> _Task details_
Reproduce all records exactly.

# start of Information supplied

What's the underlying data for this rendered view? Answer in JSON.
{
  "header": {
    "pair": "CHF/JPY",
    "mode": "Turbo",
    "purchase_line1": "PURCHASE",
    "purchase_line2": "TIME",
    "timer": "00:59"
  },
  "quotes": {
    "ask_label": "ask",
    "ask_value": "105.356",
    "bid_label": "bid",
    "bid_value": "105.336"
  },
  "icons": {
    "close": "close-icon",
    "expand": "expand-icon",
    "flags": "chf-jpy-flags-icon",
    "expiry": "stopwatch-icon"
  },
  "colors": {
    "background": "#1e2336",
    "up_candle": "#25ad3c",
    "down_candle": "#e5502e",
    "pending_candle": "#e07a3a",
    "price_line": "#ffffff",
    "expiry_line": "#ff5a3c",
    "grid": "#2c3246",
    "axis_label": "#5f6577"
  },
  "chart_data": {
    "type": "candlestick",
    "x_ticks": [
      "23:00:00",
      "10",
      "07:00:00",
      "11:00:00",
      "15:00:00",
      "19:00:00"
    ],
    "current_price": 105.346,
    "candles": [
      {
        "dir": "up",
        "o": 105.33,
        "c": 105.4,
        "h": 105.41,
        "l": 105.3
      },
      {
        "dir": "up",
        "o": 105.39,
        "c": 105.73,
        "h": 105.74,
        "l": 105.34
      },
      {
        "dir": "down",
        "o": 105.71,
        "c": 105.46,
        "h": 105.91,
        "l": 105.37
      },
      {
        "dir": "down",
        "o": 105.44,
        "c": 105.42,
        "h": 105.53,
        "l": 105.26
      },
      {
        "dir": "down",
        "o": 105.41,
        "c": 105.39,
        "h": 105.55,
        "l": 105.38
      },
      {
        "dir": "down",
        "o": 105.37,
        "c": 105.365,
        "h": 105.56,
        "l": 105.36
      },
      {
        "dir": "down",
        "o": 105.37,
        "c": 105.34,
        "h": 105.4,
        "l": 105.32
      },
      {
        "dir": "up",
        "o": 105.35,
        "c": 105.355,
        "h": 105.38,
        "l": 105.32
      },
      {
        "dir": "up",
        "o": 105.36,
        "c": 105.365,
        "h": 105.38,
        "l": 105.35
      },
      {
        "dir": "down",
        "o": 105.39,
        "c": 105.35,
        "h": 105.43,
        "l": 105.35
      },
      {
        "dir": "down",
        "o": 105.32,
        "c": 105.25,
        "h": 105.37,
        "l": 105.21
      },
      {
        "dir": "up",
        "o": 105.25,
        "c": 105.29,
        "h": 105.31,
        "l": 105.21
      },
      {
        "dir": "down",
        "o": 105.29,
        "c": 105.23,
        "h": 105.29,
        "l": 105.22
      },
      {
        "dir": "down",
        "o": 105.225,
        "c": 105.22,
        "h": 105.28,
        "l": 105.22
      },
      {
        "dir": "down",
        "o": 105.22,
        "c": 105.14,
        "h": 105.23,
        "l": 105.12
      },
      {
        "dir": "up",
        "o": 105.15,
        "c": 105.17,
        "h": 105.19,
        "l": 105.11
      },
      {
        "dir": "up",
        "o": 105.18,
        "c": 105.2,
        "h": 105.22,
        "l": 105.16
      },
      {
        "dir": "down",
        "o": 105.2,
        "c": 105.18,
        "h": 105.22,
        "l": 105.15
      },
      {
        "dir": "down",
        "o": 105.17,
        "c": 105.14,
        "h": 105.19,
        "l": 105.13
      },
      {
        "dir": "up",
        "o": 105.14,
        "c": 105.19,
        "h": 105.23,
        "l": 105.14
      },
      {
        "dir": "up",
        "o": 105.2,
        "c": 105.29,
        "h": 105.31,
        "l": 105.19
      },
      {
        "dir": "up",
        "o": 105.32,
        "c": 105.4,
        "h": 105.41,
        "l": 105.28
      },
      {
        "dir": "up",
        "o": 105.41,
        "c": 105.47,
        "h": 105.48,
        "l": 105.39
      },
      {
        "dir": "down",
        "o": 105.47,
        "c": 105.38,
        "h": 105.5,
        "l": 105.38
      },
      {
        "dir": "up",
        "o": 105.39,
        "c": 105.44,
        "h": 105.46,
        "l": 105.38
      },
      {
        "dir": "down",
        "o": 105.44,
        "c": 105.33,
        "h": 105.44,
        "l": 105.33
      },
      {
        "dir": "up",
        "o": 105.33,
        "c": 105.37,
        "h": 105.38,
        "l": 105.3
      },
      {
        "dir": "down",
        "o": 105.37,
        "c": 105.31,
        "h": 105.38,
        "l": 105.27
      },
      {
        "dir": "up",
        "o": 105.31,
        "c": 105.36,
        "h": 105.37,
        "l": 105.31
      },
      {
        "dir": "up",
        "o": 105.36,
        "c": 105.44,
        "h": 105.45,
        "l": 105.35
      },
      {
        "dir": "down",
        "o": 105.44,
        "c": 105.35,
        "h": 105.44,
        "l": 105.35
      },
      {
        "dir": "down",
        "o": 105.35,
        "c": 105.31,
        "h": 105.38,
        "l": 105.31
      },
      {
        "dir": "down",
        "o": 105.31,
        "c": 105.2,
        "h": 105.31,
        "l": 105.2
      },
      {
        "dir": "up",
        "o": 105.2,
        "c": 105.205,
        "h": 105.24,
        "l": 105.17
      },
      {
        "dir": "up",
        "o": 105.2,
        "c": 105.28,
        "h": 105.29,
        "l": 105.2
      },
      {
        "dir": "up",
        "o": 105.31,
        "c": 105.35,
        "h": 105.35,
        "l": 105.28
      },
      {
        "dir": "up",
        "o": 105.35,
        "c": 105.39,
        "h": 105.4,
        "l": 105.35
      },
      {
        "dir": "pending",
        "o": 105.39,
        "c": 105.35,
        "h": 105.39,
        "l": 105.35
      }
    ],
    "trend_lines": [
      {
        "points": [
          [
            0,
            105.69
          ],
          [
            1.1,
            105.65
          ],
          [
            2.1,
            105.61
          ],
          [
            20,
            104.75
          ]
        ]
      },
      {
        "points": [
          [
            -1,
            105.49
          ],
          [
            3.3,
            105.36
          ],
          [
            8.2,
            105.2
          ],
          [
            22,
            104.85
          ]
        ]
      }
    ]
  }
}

# end of Information supplied

> _Solution for this exercise_
What's the underlying data for this rendered view? Answer in JSON.
{
  "header": {
    "pair": "CHF/JPY",
    "mode": "Turbo",
    "purchase_line1": "PURCHASE",
    "purchase_line2": "TIME",
    "timer": "00:59"
  },
  "quotes": {
    "ask_label": "ask",
    "ask_value": "105.356",
    "bid_label": "bid",
    "bid_value": "105.336"
  },
  "icons": {
    "close": "close-icon",
    "expand": "expand-icon",
    "flags": "chf-jpy-flags-icon",
    "expiry": "stopwatch-icon"
  },
  "colors": {
    "background": "#1e2336",
    "up_candle": "#25ad3c",
    "down_candle": "#e5502e",
    "pending_candle": "#e07a3a",
    "price_line": "#ffffff",
    "expiry_line": "#ff5a3c",
    "grid": "#2c3246",
    "axis_label": "#5f6577"
  },
  "chart_data": {
    "type": "candlestick",
    "x_ticks": [
      "23:00:00",
      "10",
      "07:00:00",
      "11:00:00",
      "15:00:00",
      "19:00:00"
    ],
    "current_price": 105.346,
    "candles": [
      {
        "dir": "up",
        "o": 105.33,
        "c": 105.4,
        "h": 105.41,
        "l": 105.3
      },
      {
        "dir": "up",
        "o": 105.39,
        "c": 105.73,
        "h": 105.74,
        "l": 105.34
      },
      {
        "dir": "down",
        "o": 105.71,
        "c": 105.46,
        "h": 105.91,
        "l": 105.37
      },
      {
        "dir": "down",
        "o": 105.44,
        "c": 105.42,
        "h": 105.53,
        "l": 105.26
      },
      {
        "dir": "down",
        "o": 105.41,
        "c": 105.39,
        "h": 105.55,
        "l": 105.38
      },
      {
        "dir": "down",
        "o": 105.37,
        "c": 105.365,
        "h": 105.56,
        "l": 105.36
      },
      {
        "dir": "down",
        "o": 105.37,
        "c": 105.34,
        "h": 105.4,
        "l": 105.32
      },
      {
        "dir": "up",
        "o": 105.35,
        "c": 105.355,
        "h": 105.38,
        "l": 105.32
      },
      {
        "dir": "up",
        "o": 105.36,
        "c": 105.365,
        "h": 105.38,
        "l": 105.35
      },
      {
        "dir": "down",
        "o": 105.39,
        "c": 105.35,
        "h": 105.43,
        "l": 105.35
      },
      {
        "dir": "down",
        "o": 105.32,
        "c": 105.25,
        "h": 105.37,
        "l": 105.21
      },
      {
        "dir": "up",
        "o": 105.25,
        "c": 105.29,
        "h": 105.31,
        "l": 105.21
      },
      {
        "dir": "down",
        "o": 105.29,
        "c": 105.23,
        "h": 105.29,
        "l": 105.22
      },
      {
        "dir": "down",
        "o": 105.225,
        "c": 105.22,
        "h": 105.28,
        "l": 105.22
      },
      {
        "dir": "down",
        "o": 105.22,
        "c": 105.14,
        "h": 105.23,
        "l": 105.12
      },
      {
        "dir": "up",
        "o": 105.15,
        "c": 105.17,
        "h": 105.19,
        "l": 105.11
      },
      {
        "dir": "up",
        "o": 105.18,
        "c": 105.2,
        "h": 105.22,
        "l": 105.16
      },
      {
        "dir": "down",
        "o": 105.2,
        "c": 105.18,
        "h": 105.22,
        "l": 105.15
      },
      {
        "dir": "down",
        "o": 105.17,
        "c": 105.14,
        "h": 105.19,
        "l": 105.13
      },
      {
        "dir": "up",
        "o": 105.14,
        "c": 105.19,
        "h": 105.23,
        "l": 105.14
      },
      {
        "dir": "up",
        "o": 105.2,
        "c": 105.29,
        "h": 105.31,
        "l": 105.19
      },
      {
        "dir": "up",
        "o": 105.32,
        "c": 105.4,
        "h": 105.41,
        "l": 105.28
      },
      {
        "dir": "up",
        "o": 105.41,
        "c": 105.47,
        "h": 105.48,
        "l": 105.39
      },
      {
        "dir": "down",
        "o": 105.47,
        "c": 105.38,
        "h": 105.5,
        "l": 105.38
      },
      {
        "dir": "up",
        "o": 105.39,
        "c": 105.44,
        "h": 105.46,
        "l": 105.38
      },
      {
        "dir": "down",
        "o": 105.44,
        "c": 105.33,
        "h": 105.44,
        "l": 105.33
      },
      {
        "dir": "up",
        "o": 105.33,
        "c": 105.37,
        "h": 105.38,
        "l": 105.3
      },
      {
        "dir": "down",
        "o": 105.37,
        "c": 105.31,
        "h": 105.38,
        "l": 105.27
      },
      {
        "dir": "up",
        "o": 105.31,
        "c": 105.36,
        "h": 105.37,
        "l": 105.31
      },
      {
        "dir": "up",
        "o": 105.36,
        "c": 105.44,
        "h": 105.45,
        "l": 105.35
      },
      {
        "dir": "down",
        "o": 105.44,
        "c": 105.35,
        "h": 105.44,
        "l": 105.35
      },
      {
        "dir": "down",
        "o": 105.35,
        "c": 105.31,
        "h": 105.38,
        "l": 105.31
      },
      {
        "dir": "down",
        "o": 105.31,
        "c": 105.2,
        "h": 105.31,
        "l": 105.2
      },
      {
        "dir": "up",
        "o": 105.2,
        "c": 105.205,
        "h": 105.24,
        "l": 105.17
      },
      {
        "dir": "up",
        "o": 105.2,
        "c": 105.28,
        "h": 105.29,
        "l": 105.2
      },
      {
        "dir": "up",
        "o": 105.31,
        "c": 105.35,
        "h": 105.35,
        "l": 105.28
      },
      {
        "dir": "up",
        "o": 105.35,
        "c": 105.39,
        "h": 105.4,
        "l": 105.35
      },
      {
        "dir": "pending",
        "o": 105.39,
        "c": 105.35,
        "h": 105.39,
        "l": 105.35
      }
    ],
    "trend_lines": [
      {
        "points": [
          [
            0,
            105.69
          ],
          [
            1.1,
            105.65
          ],
          [
            2.1,
            105.61
          ],
          [
            20,
            104.75
          ]
        ]
      },
      {
        "points": [
          [
            -1,
            105.49
          ],
          [
            3.3,
            105.36
          ],
          [
            8.2,
            105.2
          ],
          [
            22,
            104.85
          ]
        ]
      }
    ]
  }
}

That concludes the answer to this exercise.